Given data:
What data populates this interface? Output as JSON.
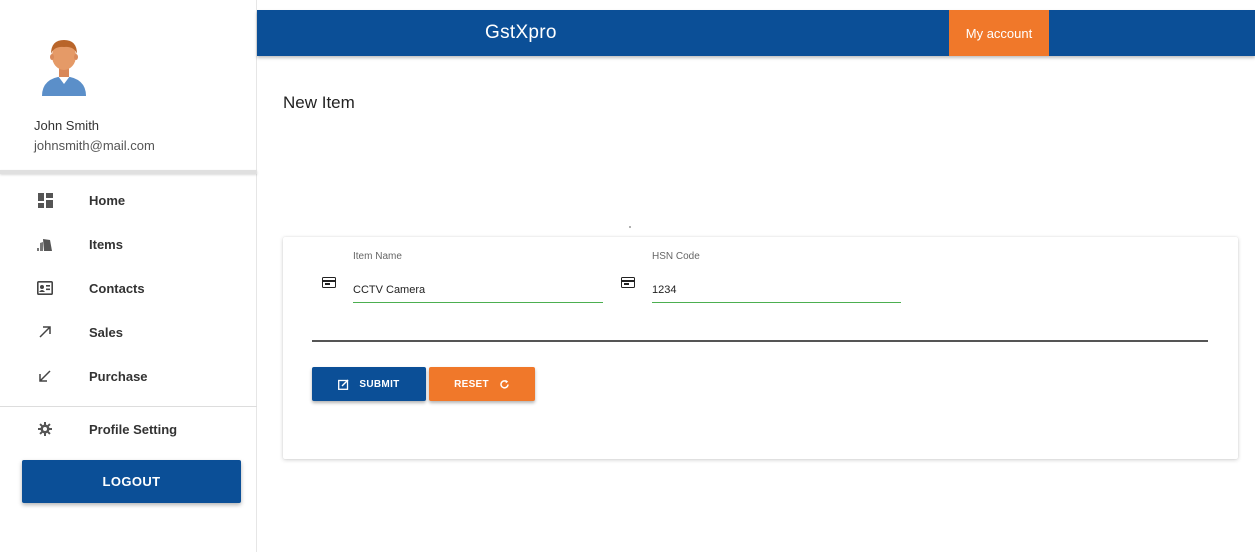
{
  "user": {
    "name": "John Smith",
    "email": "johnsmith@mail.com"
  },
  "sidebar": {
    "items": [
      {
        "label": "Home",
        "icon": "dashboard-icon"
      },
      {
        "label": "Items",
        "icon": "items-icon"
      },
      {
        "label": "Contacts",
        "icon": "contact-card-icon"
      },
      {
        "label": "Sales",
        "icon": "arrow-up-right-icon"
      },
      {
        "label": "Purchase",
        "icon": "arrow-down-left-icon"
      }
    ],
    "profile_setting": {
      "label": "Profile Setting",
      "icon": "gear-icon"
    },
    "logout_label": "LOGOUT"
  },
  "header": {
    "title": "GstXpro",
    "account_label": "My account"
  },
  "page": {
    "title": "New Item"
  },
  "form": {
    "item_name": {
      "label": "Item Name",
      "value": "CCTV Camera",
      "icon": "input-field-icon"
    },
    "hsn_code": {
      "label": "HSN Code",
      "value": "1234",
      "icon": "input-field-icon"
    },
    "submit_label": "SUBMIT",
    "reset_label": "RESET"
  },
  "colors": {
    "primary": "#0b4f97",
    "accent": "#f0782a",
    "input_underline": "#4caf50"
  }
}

* * *

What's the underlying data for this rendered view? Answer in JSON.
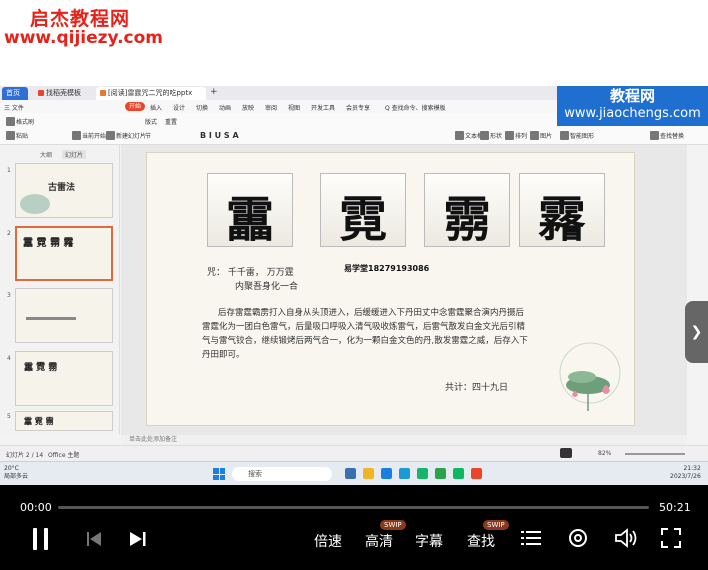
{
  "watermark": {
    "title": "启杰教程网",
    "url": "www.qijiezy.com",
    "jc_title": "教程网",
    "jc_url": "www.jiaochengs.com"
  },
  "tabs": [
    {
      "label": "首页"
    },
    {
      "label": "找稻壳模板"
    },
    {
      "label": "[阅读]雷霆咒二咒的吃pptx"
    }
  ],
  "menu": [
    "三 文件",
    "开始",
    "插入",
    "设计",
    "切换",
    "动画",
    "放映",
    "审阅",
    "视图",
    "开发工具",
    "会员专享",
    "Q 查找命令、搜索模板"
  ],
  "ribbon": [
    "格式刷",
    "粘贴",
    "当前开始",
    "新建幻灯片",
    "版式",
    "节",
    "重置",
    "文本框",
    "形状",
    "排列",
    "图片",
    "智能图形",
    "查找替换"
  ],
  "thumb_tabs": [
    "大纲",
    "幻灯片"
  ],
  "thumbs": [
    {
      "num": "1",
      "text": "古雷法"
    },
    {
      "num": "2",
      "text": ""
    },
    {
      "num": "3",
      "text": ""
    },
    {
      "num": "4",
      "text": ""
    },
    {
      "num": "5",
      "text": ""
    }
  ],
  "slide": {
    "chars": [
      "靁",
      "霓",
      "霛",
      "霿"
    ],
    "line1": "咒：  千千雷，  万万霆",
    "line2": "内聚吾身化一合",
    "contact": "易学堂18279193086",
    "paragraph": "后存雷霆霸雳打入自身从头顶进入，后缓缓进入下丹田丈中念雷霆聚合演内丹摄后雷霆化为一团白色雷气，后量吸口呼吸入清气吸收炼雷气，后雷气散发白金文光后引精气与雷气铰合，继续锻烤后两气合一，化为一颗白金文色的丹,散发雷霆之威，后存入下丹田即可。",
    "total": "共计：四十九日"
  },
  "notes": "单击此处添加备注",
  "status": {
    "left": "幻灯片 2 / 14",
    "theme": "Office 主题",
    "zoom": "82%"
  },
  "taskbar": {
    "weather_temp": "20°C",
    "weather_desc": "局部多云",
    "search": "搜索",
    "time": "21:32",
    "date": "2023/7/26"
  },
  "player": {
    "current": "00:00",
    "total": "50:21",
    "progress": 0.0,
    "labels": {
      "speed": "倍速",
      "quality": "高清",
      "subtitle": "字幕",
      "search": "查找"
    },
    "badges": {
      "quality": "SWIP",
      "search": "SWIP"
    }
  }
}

Task goal: Among the entries above, how many lines hold the string "icon"? Respond with nothing but the number.

Solution for this exercise: 8